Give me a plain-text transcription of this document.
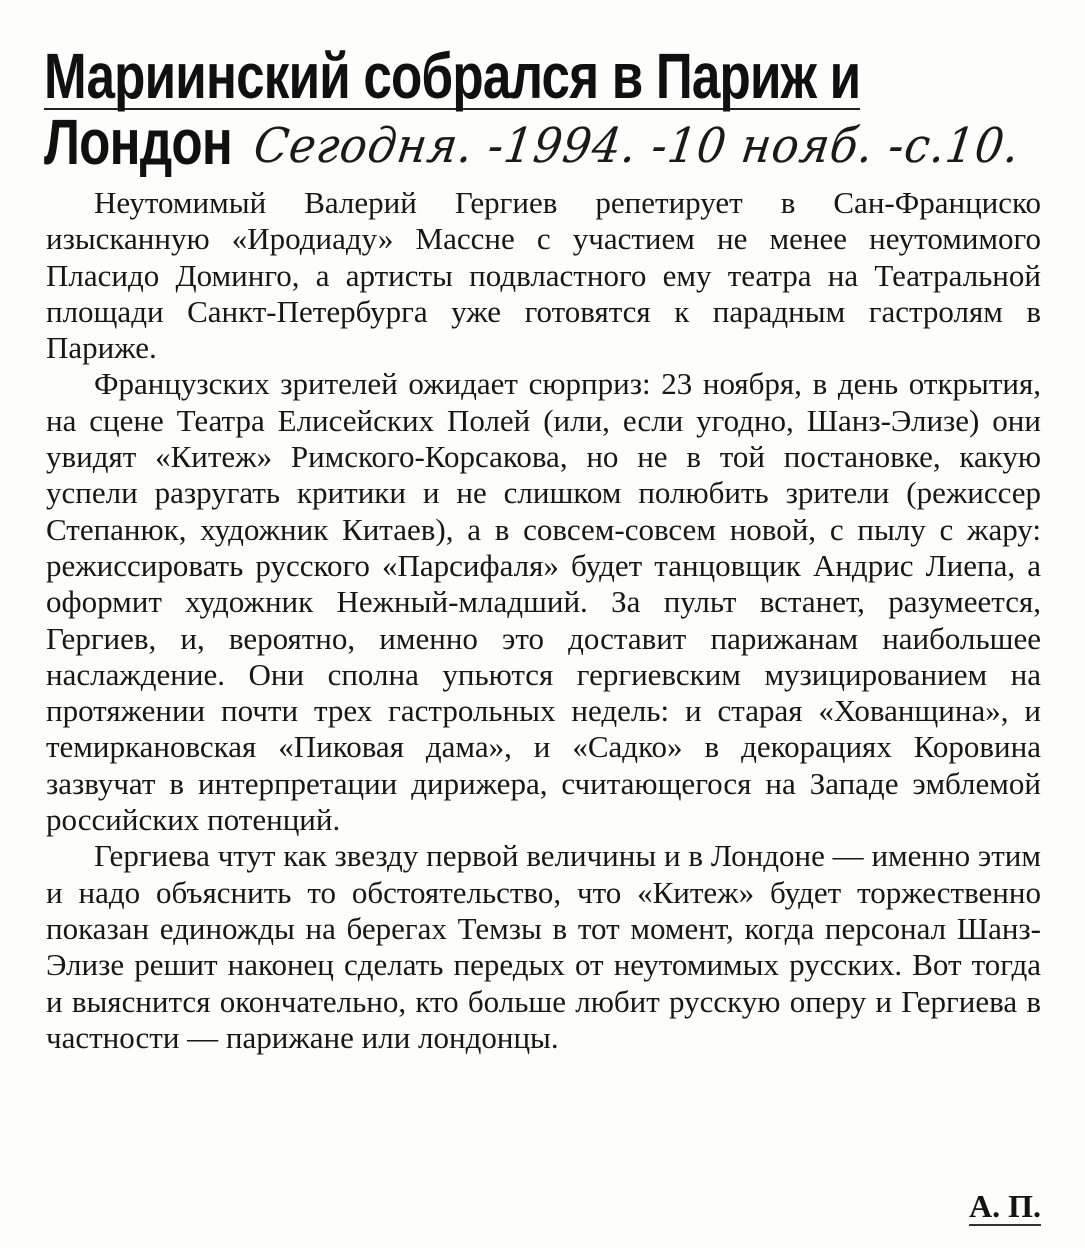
Мариинский собрался в Париж и
Лондон Сегодня. -1994. -10 нояб. -с.10.

Неутомимый Валерий Гергиев репетирует в Сан-Франциско изысканную «Иродиаду» Массне с участием не менее неутомимого Пласидо Доминго, а артисты подвластного ему театра на Театральной площади Санкт-Петербурга уже готовятся к парадным гастролям в Париже.

Французских зрителей ожидает сюрприз: 23 ноября, в день открытия, на сцене Театра Елисейских Полей (или, если угодно, Шанз-Элизе) они увидят «Китеж» Римского-Корсакова, но не в той постановке, какую успели разругать критики и не слишком полюбить зрители (режиссер Степанюк, художник Китаев), а в совсем-совсем новой, с пылу с жару: режиссировать русского «Парсифаля» будет танцовщик Андрис Лиепа, а оформит художник Нежный-младший. За пульт встанет, разумеется, Гергиев, и, вероятно, именно это доставит парижанам наибольшее наслаждение. Они сполна упьются гергиевским музицированием на протяжении почти трех гастрольных недель: и старая «Хованщина», и темиркановская «Пиковая дама», и «Садко» в декорациях Коровина зазвучат в интерпретации дирижера, считающегося на Западе эмблемой российских потенций.

Гергиева чтут как звезду первой величины и в Лондоне — именно этим и надо объяснить то обстоятельство, что «Китеж» будет торжественно показан единожды на берегах Темзы в тот момент, когда персонал Шанз-Элизе решит наконец сделать передых от неутомимых русских. Вот тогда и выяснится окончательно, кто больше любит русскую оперу и Гергиева в частности — парижане или лондонцы.

А. П.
+===+
Output every entry word for word, but omit the pictures.

Give me a plain-text transcription of this document.
Мариинский собрался в Париж и
Лондон Сегодня. -1994. -10 нояб. -с.10.

Неутомимый Валерий Гергиев репетирует в Сан-Франциско изысканную «Иродиаду» Массне с участием не менее неутомимого Пласидо Доминго, а артисты подвластного ему театра на Театральной площади Санкт-Петербурга уже готовятся к парадным гастролям в Париже.

Французских зрителей ожидает сюрприз: 23 ноября, в день открытия, на сцене Театра Елисейских Полей (или, если угодно, Шанз-Элизе) они увидят «Китеж» Римского-Корсакова, но не в той постановке, какую успели разругать критики и не слишком полюбить зрители (режиссер Степанюк, художник Китаев), а в совсем-совсем новой, с пылу с жару: режиссировать русского «Парсифаля» будет танцовщик Андрис Лиепа, а оформит художник Нежный-младший. За пульт встанет, разумеется, Гергиев, и, вероятно, именно это доставит парижанам наибольшее наслаждение. Они сполна упьются гергиевским музицированием на протяжении почти трех гастрольных недель: и старая «Хованщина», и темиркановская «Пиковая дама», и «Садко» в декорациях Коровина зазвучат в интерпретации дирижера, считающегося на Западе эмблемой российских потенций.

Гергиева чтут как звезду первой величины и в Лондоне — именно этим и надо объяснить то обстоятельство, что «Китеж» будет торжественно показан единожды на берегах Темзы в тот момент, когда персонал Шанз-Элизе решит наконец сделать передых от неутомимых русских. Вот тогда и выяснится окончательно, кто больше любит русскую оперу и Гергиева в частности — парижане или лондонцы.

А. П.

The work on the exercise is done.